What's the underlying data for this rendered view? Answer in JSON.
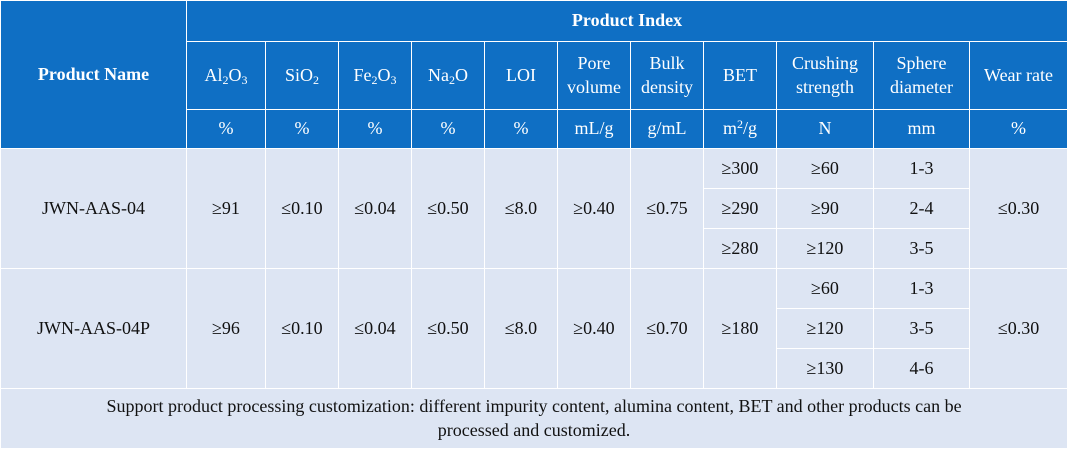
{
  "header": {
    "product_name": "Product Name",
    "product_index": "Product Index"
  },
  "columns": [
    {
      "key": "al2o3",
      "label": {
        "base": "Al",
        "s1": "2",
        "mid": "O",
        "s2": "3"
      },
      "unit": "%"
    },
    {
      "key": "sio2",
      "label": {
        "base": "SiO",
        "s1": "2"
      },
      "unit": "%"
    },
    {
      "key": "fe2o3",
      "label": {
        "base": "Fe",
        "s1": "2",
        "mid": "O",
        "s2": "3"
      },
      "unit": "%"
    },
    {
      "key": "na2o",
      "label": {
        "base": "Na",
        "s1": "2",
        "mid": "O"
      },
      "unit": "%"
    },
    {
      "key": "loi",
      "label_text": "LOI",
      "unit": "%"
    },
    {
      "key": "pore_volume",
      "label_lines": [
        "Pore",
        "volume"
      ],
      "unit": "mL/g"
    },
    {
      "key": "bulk_density",
      "label_lines": [
        "Bulk",
        "density"
      ],
      "unit": "g/mL"
    },
    {
      "key": "bet",
      "label_text": "BET",
      "unit_base": "m",
      "unit_sup": "2",
      "unit_rest": "/g"
    },
    {
      "key": "crushing_strength",
      "label_lines": [
        "Crushing",
        "strength"
      ],
      "unit": "N"
    },
    {
      "key": "sphere_diameter",
      "label_lines": [
        "Sphere",
        "diameter"
      ],
      "unit": "mm"
    },
    {
      "key": "wear_rate",
      "label_text": "Wear rate",
      "unit": "%"
    }
  ],
  "products": [
    {
      "name": "JWN-AAS-04",
      "al2o3": "≥91",
      "sio2": "≤0.10",
      "fe2o3": "≤0.04",
      "na2o": "≤0.50",
      "loi": "≤8.0",
      "pore_volume": "≥0.40",
      "bulk_density": "≤0.75",
      "bet": [
        "≥300",
        "≥290",
        "≥280"
      ],
      "crushing_strength": [
        "≥60",
        "≥90",
        "≥120"
      ],
      "sphere_diameter": [
        "1-3",
        "2-4",
        "3-5"
      ],
      "wear_rate": "≤0.30"
    },
    {
      "name": "JWN-AAS-04P",
      "al2o3": "≥96",
      "sio2": "≤0.10",
      "fe2o3": "≤0.04",
      "na2o": "≤0.50",
      "loi": "≤8.0",
      "pore_volume": "≥0.40",
      "bulk_density": "≤0.70",
      "bet": "≥180",
      "crushing_strength": [
        "≥60",
        "≥120",
        "≥130"
      ],
      "sphere_diameter": [
        "1-3",
        "3-5",
        "4-6"
      ],
      "wear_rate": "≤0.30"
    }
  ],
  "footer": {
    "note_line1": "Support product processing customization: different impurity content, alumina content, BET and other products can be",
    "note_line2": "processed and customized."
  },
  "colors": {
    "header_bg": "#0f6fc4",
    "body_bg": "#dde5f3",
    "header_text": "#ffffff",
    "body_text": "#111111"
  }
}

PROBLEM> Write out each entry exactly as given, omitting any picture.

TASK OUTPUT>
What's the underlying data for this rendered view? Answer in JSON.
{
  "header": {
    "product_name": "Product Name",
    "product_index": "Product Index"
  },
  "columns": [
    {
      "key": "al2o3",
      "label": {
        "base": "Al",
        "s1": "2",
        "mid": "O",
        "s2": "3"
      },
      "unit": "%"
    },
    {
      "key": "sio2",
      "label": {
        "base": "SiO",
        "s1": "2"
      },
      "unit": "%"
    },
    {
      "key": "fe2o3",
      "label": {
        "base": "Fe",
        "s1": "2",
        "mid": "O",
        "s2": "3"
      },
      "unit": "%"
    },
    {
      "key": "na2o",
      "label": {
        "base": "Na",
        "s1": "2",
        "mid": "O"
      },
      "unit": "%"
    },
    {
      "key": "loi",
      "label_text": "LOI",
      "unit": "%"
    },
    {
      "key": "pore_volume",
      "label_lines": [
        "Pore",
        "volume"
      ],
      "unit": "mL/g"
    },
    {
      "key": "bulk_density",
      "label_lines": [
        "Bulk",
        "density"
      ],
      "unit": "g/mL"
    },
    {
      "key": "bet",
      "label_text": "BET",
      "unit_base": "m",
      "unit_sup": "2",
      "unit_rest": "/g"
    },
    {
      "key": "crushing_strength",
      "label_lines": [
        "Crushing",
        "strength"
      ],
      "unit": "N"
    },
    {
      "key": "sphere_diameter",
      "label_lines": [
        "Sphere",
        "diameter"
      ],
      "unit": "mm"
    },
    {
      "key": "wear_rate",
      "label_text": "Wear rate",
      "unit": "%"
    }
  ],
  "products": [
    {
      "name": "JWN-AAS-04",
      "al2o3": "≥91",
      "sio2": "≤0.10",
      "fe2o3": "≤0.04",
      "na2o": "≤0.50",
      "loi": "≤8.0",
      "pore_volume": "≥0.40",
      "bulk_density": "≤0.75",
      "bet": [
        "≥300",
        "≥290",
        "≥280"
      ],
      "crushing_strength": [
        "≥60",
        "≥90",
        "≥120"
      ],
      "sphere_diameter": [
        "1-3",
        "2-4",
        "3-5"
      ],
      "wear_rate": "≤0.30"
    },
    {
      "name": "JWN-AAS-04P",
      "al2o3": "≥96",
      "sio2": "≤0.10",
      "fe2o3": "≤0.04",
      "na2o": "≤0.50",
      "loi": "≤8.0",
      "pore_volume": "≥0.40",
      "bulk_density": "≤0.70",
      "bet": "≥180",
      "crushing_strength": [
        "≥60",
        "≥120",
        "≥130"
      ],
      "sphere_diameter": [
        "1-3",
        "3-5",
        "4-6"
      ],
      "wear_rate": "≤0.30"
    }
  ],
  "footer": {
    "note_line1": "Support product processing customization: different impurity content, alumina content, BET and other products can be",
    "note_line2": "processed and customized."
  },
  "colors": {
    "header_bg": "#0f6fc4",
    "body_bg": "#dde5f3",
    "header_text": "#ffffff",
    "body_text": "#111111"
  }
}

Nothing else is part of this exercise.